-------- Available records

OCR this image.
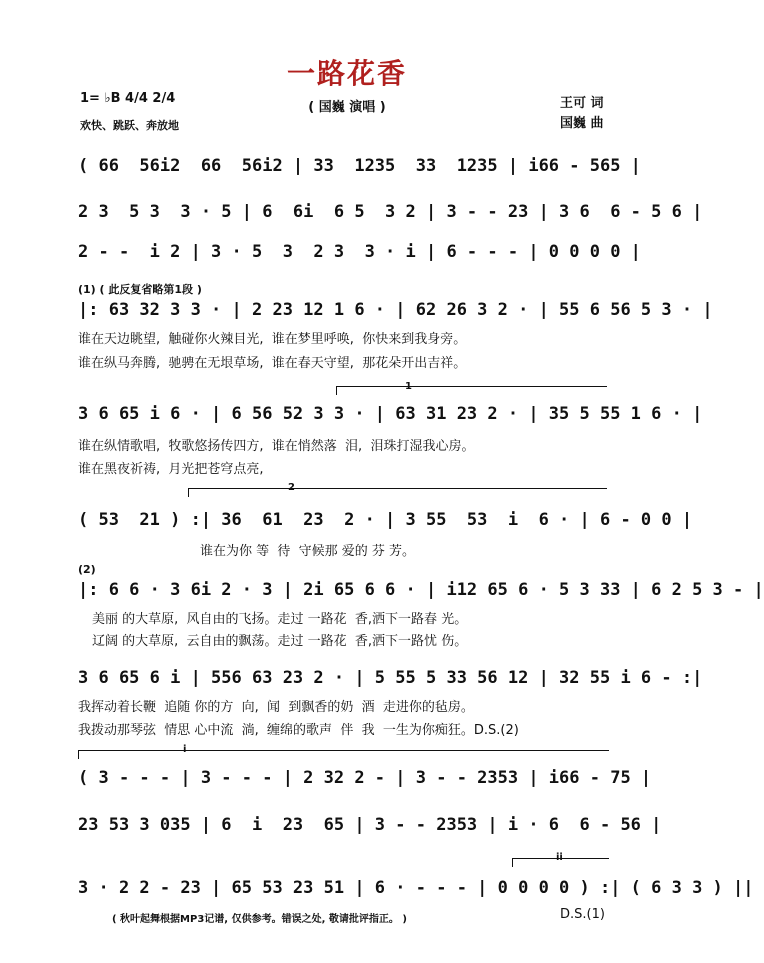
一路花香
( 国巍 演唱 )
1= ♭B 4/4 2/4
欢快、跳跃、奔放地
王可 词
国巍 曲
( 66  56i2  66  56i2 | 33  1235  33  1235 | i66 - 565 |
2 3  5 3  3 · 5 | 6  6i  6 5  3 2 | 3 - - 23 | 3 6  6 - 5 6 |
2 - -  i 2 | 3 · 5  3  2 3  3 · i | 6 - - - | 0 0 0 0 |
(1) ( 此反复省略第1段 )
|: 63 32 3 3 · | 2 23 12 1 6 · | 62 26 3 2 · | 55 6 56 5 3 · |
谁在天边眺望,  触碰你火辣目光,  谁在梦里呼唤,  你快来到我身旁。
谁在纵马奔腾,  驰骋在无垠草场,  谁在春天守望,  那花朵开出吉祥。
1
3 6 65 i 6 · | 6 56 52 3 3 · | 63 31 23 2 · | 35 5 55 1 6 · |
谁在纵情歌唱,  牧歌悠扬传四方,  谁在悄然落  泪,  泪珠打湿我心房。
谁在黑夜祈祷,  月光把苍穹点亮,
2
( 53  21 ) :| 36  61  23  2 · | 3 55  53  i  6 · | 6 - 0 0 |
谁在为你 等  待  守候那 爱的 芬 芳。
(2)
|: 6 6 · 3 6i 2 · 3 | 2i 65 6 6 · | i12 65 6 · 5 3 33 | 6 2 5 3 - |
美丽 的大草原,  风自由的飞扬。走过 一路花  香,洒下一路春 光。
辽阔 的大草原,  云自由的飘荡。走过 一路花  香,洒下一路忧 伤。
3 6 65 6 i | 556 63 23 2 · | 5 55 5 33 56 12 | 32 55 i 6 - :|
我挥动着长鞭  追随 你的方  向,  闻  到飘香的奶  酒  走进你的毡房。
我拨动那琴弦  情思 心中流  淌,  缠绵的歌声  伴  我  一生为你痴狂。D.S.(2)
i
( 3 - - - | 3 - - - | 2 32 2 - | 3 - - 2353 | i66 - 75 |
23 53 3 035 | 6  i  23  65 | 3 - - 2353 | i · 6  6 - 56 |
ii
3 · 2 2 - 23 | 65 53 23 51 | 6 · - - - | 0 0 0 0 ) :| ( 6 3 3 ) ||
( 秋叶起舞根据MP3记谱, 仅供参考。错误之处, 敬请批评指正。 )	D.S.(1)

----------------

> Task description
In the records above, locate every line with the string "的大草原" and copy it.

> Output
美丽 的大草原,  风自由的飞扬。走过 一路花  香,洒下一路春 光。
辽阔 的大草原,  云自由的飘荡。走过 一路花  香,洒下一路忧 伤。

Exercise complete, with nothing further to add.